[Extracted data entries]

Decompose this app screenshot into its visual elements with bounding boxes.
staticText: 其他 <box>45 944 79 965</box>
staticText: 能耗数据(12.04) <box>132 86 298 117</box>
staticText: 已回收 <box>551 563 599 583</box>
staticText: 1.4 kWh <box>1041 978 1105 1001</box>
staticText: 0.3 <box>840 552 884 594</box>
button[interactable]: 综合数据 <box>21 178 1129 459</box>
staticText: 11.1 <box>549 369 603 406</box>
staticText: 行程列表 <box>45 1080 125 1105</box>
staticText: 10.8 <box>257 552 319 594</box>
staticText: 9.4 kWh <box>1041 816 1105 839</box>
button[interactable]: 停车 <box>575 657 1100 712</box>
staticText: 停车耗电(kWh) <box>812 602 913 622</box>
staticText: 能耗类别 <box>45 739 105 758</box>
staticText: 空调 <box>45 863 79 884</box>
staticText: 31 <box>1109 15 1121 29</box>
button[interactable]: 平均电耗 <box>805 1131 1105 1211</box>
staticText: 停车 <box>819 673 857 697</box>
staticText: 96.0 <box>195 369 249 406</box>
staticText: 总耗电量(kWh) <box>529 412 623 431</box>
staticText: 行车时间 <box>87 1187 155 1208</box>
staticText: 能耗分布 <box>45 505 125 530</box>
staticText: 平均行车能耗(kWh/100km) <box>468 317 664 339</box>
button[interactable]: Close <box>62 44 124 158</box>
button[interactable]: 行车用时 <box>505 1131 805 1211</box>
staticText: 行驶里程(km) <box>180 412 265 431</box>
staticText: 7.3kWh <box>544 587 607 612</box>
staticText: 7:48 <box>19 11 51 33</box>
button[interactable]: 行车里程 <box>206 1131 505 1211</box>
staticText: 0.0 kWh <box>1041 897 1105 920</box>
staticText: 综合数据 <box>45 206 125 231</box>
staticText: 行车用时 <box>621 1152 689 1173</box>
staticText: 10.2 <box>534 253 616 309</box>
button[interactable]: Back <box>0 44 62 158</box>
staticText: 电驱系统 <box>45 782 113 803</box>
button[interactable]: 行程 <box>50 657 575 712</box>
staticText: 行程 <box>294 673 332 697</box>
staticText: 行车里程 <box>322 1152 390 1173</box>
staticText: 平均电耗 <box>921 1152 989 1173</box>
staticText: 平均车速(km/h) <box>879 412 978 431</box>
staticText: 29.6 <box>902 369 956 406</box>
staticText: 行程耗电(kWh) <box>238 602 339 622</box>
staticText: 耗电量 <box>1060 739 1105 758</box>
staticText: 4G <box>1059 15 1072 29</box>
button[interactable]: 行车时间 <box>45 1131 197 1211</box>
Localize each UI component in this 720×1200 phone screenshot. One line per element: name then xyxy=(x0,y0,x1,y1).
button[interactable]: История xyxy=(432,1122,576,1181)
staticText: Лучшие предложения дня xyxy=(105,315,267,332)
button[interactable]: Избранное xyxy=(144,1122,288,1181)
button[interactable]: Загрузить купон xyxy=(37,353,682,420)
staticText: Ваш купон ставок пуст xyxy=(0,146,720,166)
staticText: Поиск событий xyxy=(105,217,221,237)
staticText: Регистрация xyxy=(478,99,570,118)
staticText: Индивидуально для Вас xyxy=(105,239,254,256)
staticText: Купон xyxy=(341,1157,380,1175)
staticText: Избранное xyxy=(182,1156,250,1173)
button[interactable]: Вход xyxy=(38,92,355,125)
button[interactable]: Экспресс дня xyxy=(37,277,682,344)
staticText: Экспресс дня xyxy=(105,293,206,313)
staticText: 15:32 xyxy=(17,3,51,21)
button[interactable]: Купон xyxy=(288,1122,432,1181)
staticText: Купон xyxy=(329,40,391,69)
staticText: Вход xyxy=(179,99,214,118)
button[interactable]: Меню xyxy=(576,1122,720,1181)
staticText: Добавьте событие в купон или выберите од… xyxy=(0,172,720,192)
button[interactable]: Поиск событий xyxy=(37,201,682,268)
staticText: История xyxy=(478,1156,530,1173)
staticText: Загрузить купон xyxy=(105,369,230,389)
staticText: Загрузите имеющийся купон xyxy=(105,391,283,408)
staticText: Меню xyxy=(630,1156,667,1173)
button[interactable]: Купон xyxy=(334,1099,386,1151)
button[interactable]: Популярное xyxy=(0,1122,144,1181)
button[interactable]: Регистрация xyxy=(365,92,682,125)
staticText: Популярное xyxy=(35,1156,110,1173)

REQUIREMENTS ▸ Filter the rows above, copying every line that contains the string "screenshot". Case counts.

EXERCISE ANSWER ▸
Decompose this app screenshot into its visual elements with bounding boxes.
Localize each UI component in this 720×1200 phone screenshot. One line per element: name then xyxy=(x0,y0,x1,y1).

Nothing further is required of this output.